**Aim of the exercise**
All of the material below is to be restated word for word, apart from the pictures.

**Listing**
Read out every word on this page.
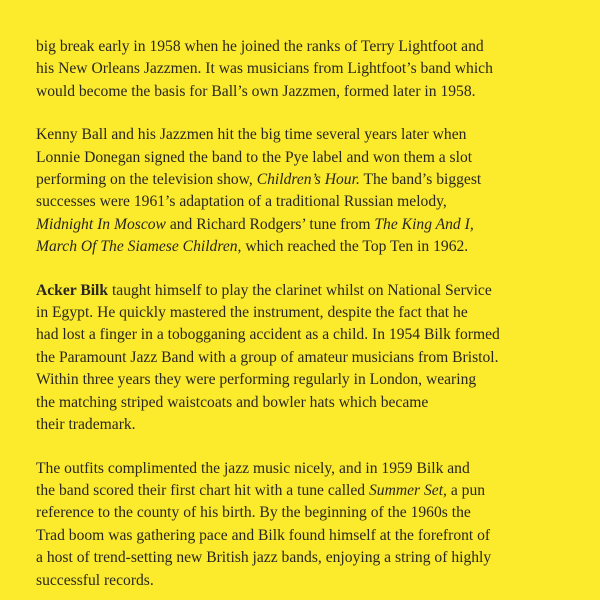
big break early in 1958 when he joined the ranks of Terry Lightfoot and
his New Orleans Jazzmen. It was musicians from Lightfoot’s band which
would become the basis for Ball’s own Jazzmen, formed later in 1958.

Kenny Ball and his Jazzmen hit the big time several years later when
Lonnie Donegan signed the band to the Pye label and won them a slot
performing on the television show, Children’s Hour. The band’s biggest
successes were 1961’s adaptation of a traditional Russian melody,
Midnight In Moscow and Richard Rodgers’ tune from The King And I,
March Of The Siamese Children, which reached the Top Ten in 1962.

Acker Bilk taught himself to play the clarinet whilst on National Service
in Egypt. He quickly mastered the instrument, despite the fact that he
had lost a finger in a tobogganing accident as a child. In 1954 Bilk formed
the Paramount Jazz Band with a group of amateur musicians from Bristol.
Within three years they were performing regularly in London, wearing
the matching striped waistcoats and bowler hats which became
their trademark.

The outfits complimented the jazz music nicely, and in 1959 Bilk and
the band scored their first chart hit with a tune called Summer Set, a pun
reference to the county of his birth. By the beginning of the 1960s the
Trad boom was gathering pace and Bilk found himself at the forefront of
a host of trend-setting new British jazz bands, enjoying a string of highly
successful records.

**Right answer**
Read out every word on this page.
big break early in 1958 when he joined the ranks of Terry Lightfoot and
his New Orleans Jazzmen. It was musicians from Lightfoot’s band which
would become the basis for Ball’s own Jazzmen, formed later in 1958.

Kenny Ball and his Jazzmen hit the big time several years later when
Lonnie Donegan signed the band to the Pye label and won them a slot
performing on the television show, Children’s Hour. The band’s biggest
successes were 1961’s adaptation of a traditional Russian melody,
Midnight In Moscow and Richard Rodgers’ tune from The King And I,
March Of The Siamese Children, which reached the Top Ten in 1962.

Acker Bilk taught himself to play the clarinet whilst on National Service
in Egypt. He quickly mastered the instrument, despite the fact that he
had lost a finger in a tobogganing accident as a child. In 1954 Bilk formed
the Paramount Jazz Band with a group of amateur musicians from Bristol.
Within three years they were performing regularly in London, wearing
the matching striped waistcoats and bowler hats which became
their trademark.

The outfits complimented the jazz music nicely, and in 1959 Bilk and
the band scored their first chart hit with a tune called Summer Set, a pun
reference to the county of his birth. By the beginning of the 1960s the
Trad boom was gathering pace and Bilk found himself at the forefront of
a host of trend-setting new British jazz bands, enjoying a string of highly
successful records.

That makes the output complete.